----- インタビュー本文

鹿野淳に聞く、『ビバラ!オンライン2020』開催の決断まで コロナ禍におけるオンラインライブの意義と課題も

鹿野淳『ビバラ!オンライン』開催決断まで

“生ライブの代替え”として楽しむだけではしんどい

ーーなるほど。先ほどお話があったように『ビバラ』はフェスが飽和してきた時代にスタートしましたが、配信ライブが乱立してきている今、そうした時代をどのように切り抜けるかということにも意識的なのでしょうか。

鹿野:そこまで賢いフェスではないと思います(笑)。正直、昨今ここまでオンラインライブが増えるとも思ってもいませんでしたし。それは今からやろうとしている人たちも同じだと思います。それぞれとても時間をかけて準備しているでしょうし、ビジネスとして考えると危ういものではありますので、慎重に。しかしアーティストや音楽として何らかの発信はするべき時ですし、それが求められている時でもあります。なので、このコロナ禍の時代やオンラインと向かい合えば向かい合うほど、今までどれだけ幸福な活動ができていたのかということを痛切に感じます。無観客もしくはオンラインでエンターテインメント、ライブ、音楽を届けることが、引き算になっていると思わざるを得ない人たちも多い。だからこそ、アーティストサイドも今はそれをやれない、イベントやフェスにも出演できないという選択は、仕方ないことだと思います。なので初期とは違う、オンラインならではのライブの楽しみ方がもっともっと発明されていけば、生のライブとは別次元でオンラインライブが増えていくかもしれませんが、そういうものが出てこない限りは、つまりは生ライブの代替えとしてオンラインライブを楽しむということだけではしんどいと思います。

 僕は、オンラインでの画期的なライブとして、よくラッパーのトラヴィス・スコットがマルチゲームの『フォートナイト』内でバーチャルライブを行い、アバターとして参加した人たちは宇宙にまで吹っ飛ばされるという奇想天外なファンタジーを創造したバーチャルライブをあげます。あの壮絶なショーはまさに世界中の指針になっていて、あれをどうアレンジするか、どう超えるか、様々なクリエイターがポジティブに模索しています。我々も日本でそれをやれそうな、やり始めているクリエイティブカンパニーと話し合いました。ただ全く制作から実現までの時間が足りませんでしたが(苦笑)。そういったことを含めて、フェスなどで今から僕らがやろうとしているようなことが乱立するとは全く思っていないです。楽曲やレーベルの権利関係含めて色々なことがとても難しいからです。

ーーオンラインライブがこれからしばらく続いていくであろう中で、音楽性の革命や転換は起こり得るでしょうか。

鹿野:オンラインが音楽を変えるかどうかはあまり重要なことだと思っていません。ただ、コロナは音楽を変えます。例えば、東日本大震災は音楽のあり方と歌詞を含めた音楽のメッセージ性をダイレクトなものに変えました。救済と、人に寄り添うことが新たなテーマになっていった。今回に関しては、身体に訴えかけるのではなくて、心によりダイレクトに訴えかけるものへとエモーショナルの感じ方が変わっていくと思います。

----------
----- 渡された情報

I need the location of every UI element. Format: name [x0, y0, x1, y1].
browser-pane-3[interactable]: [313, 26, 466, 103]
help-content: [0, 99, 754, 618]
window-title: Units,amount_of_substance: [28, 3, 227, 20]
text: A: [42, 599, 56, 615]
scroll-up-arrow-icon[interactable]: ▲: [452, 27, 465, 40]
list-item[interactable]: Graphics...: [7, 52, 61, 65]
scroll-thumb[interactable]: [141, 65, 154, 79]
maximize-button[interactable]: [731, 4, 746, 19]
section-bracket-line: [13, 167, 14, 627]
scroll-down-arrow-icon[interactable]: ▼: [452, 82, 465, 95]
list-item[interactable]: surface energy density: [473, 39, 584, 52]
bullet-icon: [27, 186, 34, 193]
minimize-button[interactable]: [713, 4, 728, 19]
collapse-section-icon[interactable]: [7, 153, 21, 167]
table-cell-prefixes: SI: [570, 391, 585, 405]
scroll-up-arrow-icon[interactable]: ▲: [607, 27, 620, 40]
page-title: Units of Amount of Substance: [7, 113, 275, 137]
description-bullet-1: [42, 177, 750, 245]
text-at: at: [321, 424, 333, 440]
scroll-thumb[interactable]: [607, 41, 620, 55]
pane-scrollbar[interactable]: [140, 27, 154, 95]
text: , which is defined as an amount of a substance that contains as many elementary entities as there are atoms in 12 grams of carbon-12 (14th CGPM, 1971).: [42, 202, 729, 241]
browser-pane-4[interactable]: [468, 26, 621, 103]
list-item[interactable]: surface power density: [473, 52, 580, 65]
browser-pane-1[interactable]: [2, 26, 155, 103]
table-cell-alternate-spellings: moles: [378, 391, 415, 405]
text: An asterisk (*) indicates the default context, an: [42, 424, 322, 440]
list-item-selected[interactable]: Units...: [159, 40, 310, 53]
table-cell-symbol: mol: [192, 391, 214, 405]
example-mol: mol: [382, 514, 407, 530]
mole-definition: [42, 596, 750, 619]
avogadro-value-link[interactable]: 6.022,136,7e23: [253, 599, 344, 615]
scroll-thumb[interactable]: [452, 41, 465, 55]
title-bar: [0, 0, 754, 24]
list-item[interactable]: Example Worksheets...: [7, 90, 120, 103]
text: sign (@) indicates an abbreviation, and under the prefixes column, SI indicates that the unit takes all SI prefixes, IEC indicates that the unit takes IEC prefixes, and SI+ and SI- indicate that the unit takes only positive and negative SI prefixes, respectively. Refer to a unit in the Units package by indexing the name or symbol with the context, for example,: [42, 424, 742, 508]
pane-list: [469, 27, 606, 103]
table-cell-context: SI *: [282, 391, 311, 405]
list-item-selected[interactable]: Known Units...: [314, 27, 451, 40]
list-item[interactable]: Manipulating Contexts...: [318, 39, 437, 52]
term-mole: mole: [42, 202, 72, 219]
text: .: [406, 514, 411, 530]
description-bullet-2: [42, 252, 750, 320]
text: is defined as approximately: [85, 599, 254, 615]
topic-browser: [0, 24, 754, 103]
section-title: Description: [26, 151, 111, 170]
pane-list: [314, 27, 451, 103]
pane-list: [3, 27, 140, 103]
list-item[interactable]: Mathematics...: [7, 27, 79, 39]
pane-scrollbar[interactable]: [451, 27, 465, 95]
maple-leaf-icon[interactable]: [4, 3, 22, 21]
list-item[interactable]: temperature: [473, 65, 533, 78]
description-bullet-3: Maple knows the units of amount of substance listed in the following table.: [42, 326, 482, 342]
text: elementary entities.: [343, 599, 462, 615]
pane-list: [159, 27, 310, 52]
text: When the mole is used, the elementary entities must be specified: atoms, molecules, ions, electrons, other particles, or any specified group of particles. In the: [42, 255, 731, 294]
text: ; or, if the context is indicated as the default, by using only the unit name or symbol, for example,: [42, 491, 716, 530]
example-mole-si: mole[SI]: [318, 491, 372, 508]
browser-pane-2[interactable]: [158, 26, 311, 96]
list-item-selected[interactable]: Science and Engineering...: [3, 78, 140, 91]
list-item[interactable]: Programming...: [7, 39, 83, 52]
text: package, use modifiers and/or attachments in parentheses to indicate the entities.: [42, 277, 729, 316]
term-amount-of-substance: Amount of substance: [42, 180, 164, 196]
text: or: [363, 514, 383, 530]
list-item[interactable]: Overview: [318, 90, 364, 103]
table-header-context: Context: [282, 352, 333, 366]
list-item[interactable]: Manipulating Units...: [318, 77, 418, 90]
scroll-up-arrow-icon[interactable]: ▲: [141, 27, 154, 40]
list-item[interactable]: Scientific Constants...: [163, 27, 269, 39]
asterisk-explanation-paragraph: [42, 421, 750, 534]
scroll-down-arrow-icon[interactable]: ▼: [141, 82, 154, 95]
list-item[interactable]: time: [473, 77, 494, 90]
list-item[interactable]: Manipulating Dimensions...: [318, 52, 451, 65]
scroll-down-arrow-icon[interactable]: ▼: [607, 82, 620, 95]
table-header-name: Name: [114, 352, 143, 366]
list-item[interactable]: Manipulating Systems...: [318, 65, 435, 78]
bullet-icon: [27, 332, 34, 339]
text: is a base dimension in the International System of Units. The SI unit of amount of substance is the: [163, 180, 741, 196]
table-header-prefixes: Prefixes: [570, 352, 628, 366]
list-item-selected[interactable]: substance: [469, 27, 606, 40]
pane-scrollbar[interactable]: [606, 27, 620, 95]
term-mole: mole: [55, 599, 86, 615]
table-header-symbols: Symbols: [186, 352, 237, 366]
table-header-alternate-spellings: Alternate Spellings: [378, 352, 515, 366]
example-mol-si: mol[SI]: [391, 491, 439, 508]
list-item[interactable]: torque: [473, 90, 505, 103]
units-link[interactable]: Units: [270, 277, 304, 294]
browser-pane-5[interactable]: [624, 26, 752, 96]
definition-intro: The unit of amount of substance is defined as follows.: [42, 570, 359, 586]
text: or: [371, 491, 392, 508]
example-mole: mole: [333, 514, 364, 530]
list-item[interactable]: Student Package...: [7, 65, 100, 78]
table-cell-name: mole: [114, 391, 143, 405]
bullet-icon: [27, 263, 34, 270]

----------

- やること 1
鹿野淳へのインタビューのうち、「鹿野淳に聞く、『ビバラ!オン」で始まり「とにも意識的なのでしょうか。」まで続く部分を、「ビバラ」を「VIVA LA ROCK」に替えて書き直してください。
- やること 2
文字列「prefixes」が入っている行を、一つ残らず集めてください。
インタビューと各行は、お互いに関係ありません。

- 答え 1
鹿野淳に聞く、『VIVA LA ROCK!オンライン2020』開催の決断まで コロナ禍におけるオンラインライブの意義と課題も

鹿野淳『VIVA LA ROCK!オンライン』開催決断まで

“生ライブの代替え”として楽しむだけではしんどい

ーーなるほど。先ほどお話があったように『VIVA LA ROCK』はフェスが飽和してきた時代にスタートしましたが、配信ライブが乱立してきている今、そうした時代をどのように切り抜けるかということにも意識的なのでしょうか。

- 答え 2
table-cell-prefixes: SI: [570, 391, 585, 405]
text: sign (@) indicates an abbreviation, and under the prefixes column, SI indicates that the unit takes all SI prefixes, IEC indicates that the unit takes IEC prefixes, and SI+ and SI- indicate that the unit takes only positive and negative SI prefixes, respectively. Refer to a unit in the Units package by indexing the name or symbol with the context, for example,: [42, 424, 742, 508]
table-header-prefixes: Prefixes: [570, 352, 628, 366]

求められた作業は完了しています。